In the blog text about Slink, what did Slink spray besides the dining room table?

[TEXT]:
################
When we started blogging we had no idea how it might turn out. We had no idea that Slink's hold on our real lives would become so apparent in our online life. He bags a disproportionate share of our posts for a creature who has no idea how to log on, although he's quite good at walking over the keyboard. This time Slink has gone too far. He actually stood in front of me on the dining room table and sprayed over the table and one of Mr McMuffin's work files. Slink has been ejected from the house and if you believe Mr McMuffin, from our lives.

This makes me very sad. I'm not sure how I'm going to cope with the endless screaming outside the back door and the attempts to open the window and enter the house. Ra has also been kicked out and is sitting on the kitchen windowsill staring wistfully in. I've often tried to understand how we've allowed all this to happen.
################
[RECORDS SHOWN]:
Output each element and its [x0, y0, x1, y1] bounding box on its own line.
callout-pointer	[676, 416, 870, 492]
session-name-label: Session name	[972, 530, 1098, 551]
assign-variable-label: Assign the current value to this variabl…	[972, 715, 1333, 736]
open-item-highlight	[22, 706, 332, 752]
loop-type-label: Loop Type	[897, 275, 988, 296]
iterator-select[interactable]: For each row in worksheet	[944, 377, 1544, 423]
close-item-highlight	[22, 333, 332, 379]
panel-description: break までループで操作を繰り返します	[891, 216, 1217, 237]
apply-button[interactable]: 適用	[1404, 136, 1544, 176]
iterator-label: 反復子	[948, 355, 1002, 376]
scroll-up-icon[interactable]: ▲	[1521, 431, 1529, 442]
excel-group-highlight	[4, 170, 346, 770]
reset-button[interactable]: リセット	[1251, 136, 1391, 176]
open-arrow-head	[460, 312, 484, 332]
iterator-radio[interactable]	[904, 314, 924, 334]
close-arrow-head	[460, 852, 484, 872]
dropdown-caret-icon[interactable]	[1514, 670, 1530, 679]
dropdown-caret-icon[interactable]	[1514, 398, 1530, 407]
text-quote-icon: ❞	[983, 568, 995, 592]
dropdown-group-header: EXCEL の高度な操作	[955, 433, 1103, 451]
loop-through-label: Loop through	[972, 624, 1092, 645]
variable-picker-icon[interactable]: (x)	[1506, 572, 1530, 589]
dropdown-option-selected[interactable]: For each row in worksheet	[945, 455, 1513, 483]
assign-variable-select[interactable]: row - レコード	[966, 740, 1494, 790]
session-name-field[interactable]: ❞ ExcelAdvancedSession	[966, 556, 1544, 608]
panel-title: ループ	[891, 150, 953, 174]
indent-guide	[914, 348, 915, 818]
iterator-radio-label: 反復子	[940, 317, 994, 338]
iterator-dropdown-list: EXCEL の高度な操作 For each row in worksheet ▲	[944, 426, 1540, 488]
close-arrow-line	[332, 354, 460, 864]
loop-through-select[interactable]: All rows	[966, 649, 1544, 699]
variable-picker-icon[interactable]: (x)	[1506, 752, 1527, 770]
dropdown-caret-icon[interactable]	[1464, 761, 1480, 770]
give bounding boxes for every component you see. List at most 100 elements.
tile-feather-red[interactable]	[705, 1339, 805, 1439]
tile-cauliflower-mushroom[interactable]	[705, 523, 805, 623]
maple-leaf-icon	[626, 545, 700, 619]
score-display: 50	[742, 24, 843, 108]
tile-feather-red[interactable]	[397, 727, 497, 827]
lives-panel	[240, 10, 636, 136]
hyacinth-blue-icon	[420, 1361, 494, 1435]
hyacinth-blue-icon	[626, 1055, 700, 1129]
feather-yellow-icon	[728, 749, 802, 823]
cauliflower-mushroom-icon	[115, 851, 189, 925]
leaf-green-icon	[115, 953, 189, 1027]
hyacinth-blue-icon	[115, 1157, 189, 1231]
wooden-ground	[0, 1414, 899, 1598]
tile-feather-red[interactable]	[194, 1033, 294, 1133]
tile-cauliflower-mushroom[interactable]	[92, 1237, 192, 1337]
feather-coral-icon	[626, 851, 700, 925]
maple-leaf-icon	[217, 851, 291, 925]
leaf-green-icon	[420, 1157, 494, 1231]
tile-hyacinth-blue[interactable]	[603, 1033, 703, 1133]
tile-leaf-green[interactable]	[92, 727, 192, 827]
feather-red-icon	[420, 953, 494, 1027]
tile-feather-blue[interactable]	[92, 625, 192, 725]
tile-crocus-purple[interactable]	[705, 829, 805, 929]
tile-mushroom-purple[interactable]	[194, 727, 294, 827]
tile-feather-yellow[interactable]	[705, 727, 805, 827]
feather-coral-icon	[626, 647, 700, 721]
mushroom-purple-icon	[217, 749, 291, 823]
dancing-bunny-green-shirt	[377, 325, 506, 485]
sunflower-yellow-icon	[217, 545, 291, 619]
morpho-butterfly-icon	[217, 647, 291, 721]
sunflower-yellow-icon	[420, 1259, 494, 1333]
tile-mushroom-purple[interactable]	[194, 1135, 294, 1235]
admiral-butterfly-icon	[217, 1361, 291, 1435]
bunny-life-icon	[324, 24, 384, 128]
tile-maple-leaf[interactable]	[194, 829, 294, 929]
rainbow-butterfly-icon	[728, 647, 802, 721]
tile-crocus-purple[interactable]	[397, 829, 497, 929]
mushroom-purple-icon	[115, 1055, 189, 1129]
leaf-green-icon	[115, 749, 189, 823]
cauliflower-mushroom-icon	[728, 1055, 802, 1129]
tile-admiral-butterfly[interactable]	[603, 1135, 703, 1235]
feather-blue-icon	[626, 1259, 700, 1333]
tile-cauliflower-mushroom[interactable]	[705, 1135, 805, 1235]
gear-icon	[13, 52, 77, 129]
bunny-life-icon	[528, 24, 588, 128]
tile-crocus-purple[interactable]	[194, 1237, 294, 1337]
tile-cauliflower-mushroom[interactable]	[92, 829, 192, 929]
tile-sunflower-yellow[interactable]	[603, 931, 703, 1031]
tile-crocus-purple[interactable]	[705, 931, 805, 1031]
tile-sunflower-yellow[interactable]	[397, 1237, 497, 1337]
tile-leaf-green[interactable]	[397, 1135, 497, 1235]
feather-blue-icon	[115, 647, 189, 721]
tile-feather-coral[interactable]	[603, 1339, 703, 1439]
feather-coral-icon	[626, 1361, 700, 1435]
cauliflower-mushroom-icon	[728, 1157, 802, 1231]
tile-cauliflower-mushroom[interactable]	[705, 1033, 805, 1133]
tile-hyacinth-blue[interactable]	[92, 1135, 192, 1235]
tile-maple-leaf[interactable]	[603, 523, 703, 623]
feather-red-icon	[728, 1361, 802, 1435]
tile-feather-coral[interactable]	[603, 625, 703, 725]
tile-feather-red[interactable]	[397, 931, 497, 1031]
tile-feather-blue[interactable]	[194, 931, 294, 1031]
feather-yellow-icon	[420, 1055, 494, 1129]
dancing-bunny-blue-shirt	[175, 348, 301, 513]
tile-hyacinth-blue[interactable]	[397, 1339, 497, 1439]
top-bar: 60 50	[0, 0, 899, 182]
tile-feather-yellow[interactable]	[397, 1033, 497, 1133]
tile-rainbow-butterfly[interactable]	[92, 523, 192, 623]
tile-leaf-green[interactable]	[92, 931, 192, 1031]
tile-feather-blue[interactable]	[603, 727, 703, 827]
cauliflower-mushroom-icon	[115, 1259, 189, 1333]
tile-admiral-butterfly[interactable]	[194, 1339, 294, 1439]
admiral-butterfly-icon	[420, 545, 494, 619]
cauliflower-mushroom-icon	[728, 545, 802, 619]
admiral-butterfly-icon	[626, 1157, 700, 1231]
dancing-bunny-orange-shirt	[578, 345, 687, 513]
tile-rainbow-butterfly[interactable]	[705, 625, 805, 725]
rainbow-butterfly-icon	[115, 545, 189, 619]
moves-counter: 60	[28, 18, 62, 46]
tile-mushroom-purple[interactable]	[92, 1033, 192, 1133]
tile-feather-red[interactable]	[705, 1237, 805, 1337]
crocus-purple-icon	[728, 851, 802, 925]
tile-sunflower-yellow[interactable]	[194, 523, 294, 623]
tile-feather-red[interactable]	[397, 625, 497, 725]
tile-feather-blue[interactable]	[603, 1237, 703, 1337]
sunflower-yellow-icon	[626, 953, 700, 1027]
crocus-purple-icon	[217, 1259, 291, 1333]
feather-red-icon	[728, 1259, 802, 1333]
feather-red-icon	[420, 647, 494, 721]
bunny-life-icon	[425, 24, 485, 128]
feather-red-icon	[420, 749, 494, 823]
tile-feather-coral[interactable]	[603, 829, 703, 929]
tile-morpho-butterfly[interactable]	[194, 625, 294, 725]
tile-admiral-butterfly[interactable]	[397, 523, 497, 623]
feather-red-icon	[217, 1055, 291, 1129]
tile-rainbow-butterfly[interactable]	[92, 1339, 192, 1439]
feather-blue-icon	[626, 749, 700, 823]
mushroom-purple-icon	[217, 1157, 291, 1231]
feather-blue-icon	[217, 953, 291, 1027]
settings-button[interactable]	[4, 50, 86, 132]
################
[TASK OUTPUT]:
One of Mr McMuffin's work files.